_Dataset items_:
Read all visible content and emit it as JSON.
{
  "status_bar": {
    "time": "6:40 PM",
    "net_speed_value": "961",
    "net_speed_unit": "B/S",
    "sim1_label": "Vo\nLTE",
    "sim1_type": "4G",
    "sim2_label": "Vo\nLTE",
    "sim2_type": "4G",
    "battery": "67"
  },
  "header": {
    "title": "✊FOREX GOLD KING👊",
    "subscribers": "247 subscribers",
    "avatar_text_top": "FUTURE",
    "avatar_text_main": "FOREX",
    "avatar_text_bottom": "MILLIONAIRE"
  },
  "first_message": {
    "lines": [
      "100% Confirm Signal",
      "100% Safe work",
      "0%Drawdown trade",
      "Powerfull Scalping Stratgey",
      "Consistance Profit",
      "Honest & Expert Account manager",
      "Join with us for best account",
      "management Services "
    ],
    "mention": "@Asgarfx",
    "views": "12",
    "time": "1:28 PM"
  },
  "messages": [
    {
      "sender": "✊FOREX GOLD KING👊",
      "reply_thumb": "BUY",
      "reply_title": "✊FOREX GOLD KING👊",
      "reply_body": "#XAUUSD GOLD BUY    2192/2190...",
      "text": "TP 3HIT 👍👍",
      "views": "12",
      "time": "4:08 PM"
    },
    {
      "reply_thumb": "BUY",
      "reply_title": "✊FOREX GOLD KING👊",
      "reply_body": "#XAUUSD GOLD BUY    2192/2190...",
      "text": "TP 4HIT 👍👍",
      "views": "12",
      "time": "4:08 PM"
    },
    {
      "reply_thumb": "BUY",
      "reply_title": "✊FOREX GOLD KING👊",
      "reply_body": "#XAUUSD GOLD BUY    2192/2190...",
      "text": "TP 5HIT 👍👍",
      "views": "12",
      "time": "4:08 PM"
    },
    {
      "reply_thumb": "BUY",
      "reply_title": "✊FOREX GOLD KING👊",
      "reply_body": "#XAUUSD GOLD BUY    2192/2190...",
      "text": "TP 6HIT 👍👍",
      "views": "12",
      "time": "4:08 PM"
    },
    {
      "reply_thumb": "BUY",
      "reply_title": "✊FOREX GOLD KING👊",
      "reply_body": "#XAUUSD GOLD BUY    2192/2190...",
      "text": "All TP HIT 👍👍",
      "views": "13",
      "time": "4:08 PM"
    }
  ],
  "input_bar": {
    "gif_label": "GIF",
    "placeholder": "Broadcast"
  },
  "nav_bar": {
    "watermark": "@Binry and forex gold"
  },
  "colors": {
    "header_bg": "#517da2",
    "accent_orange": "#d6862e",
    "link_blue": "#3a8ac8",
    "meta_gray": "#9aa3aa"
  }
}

_WHAT NEEDS TO BE DONE_: Output the whole listing above again, word for word.

_SOLUTION TO THE PROBLEM_:
Read all visible content and emit it as JSON.
{
  "status_bar": {
    "time": "6:40 PM",
    "net_speed_value": "961",
    "net_speed_unit": "B/S",
    "sim1_label": "Vo\nLTE",
    "sim1_type": "4G",
    "sim2_label": "Vo\nLTE",
    "sim2_type": "4G",
    "battery": "67"
  },
  "header": {
    "title": "✊FOREX GOLD KING👊",
    "subscribers": "247 subscribers",
    "avatar_text_top": "FUTURE",
    "avatar_text_main": "FOREX",
    "avatar_text_bottom": "MILLIONAIRE"
  },
  "first_message": {
    "lines": [
      "100% Confirm Signal",
      "100% Safe work",
      "0%Drawdown trade",
      "Powerfull Scalping Stratgey",
      "Consistance Profit",
      "Honest & Expert Account manager",
      "Join with us for best account",
      "management Services "
    ],
    "mention": "@Asgarfx",
    "views": "12",
    "time": "1:28 PM"
  },
  "messages": [
    {
      "sender": "✊FOREX GOLD KING👊",
      "reply_thumb": "BUY",
      "reply_title": "✊FOREX GOLD KING👊",
      "reply_body": "#XAUUSD GOLD BUY    2192/2190...",
      "text": "TP 3HIT 👍👍",
      "views": "12",
      "time": "4:08 PM"
    },
    {
      "reply_thumb": "BUY",
      "reply_title": "✊FOREX GOLD KING👊",
      "reply_body": "#XAUUSD GOLD BUY    2192/2190...",
      "text": "TP 4HIT 👍👍",
      "views": "12",
      "time": "4:08 PM"
    },
    {
      "reply_thumb": "BUY",
      "reply_title": "✊FOREX GOLD KING👊",
      "reply_body": "#XAUUSD GOLD BUY    2192/2190...",
      "text": "TP 5HIT 👍👍",
      "views": "12",
      "time": "4:08 PM"
    },
    {
      "reply_thumb": "BUY",
      "reply_title": "✊FOREX GOLD KING👊",
      "reply_body": "#XAUUSD GOLD BUY    2192/2190...",
      "text": "TP 6HIT 👍👍",
      "views": "12",
      "time": "4:08 PM"
    },
    {
      "reply_thumb": "BUY",
      "reply_title": "✊FOREX GOLD KING👊",
      "reply_body": "#XAUUSD GOLD BUY    2192/2190...",
      "text": "All TP HIT 👍👍",
      "views": "13",
      "time": "4:08 PM"
    }
  ],
  "input_bar": {
    "gif_label": "GIF",
    "placeholder": "Broadcast"
  },
  "nav_bar": {
    "watermark": "@Binry and forex gold"
  },
  "colors": {
    "header_bg": "#517da2",
    "accent_orange": "#d6862e",
    "link_blue": "#3a8ac8",
    "meta_gray": "#9aa3aa"
  }
}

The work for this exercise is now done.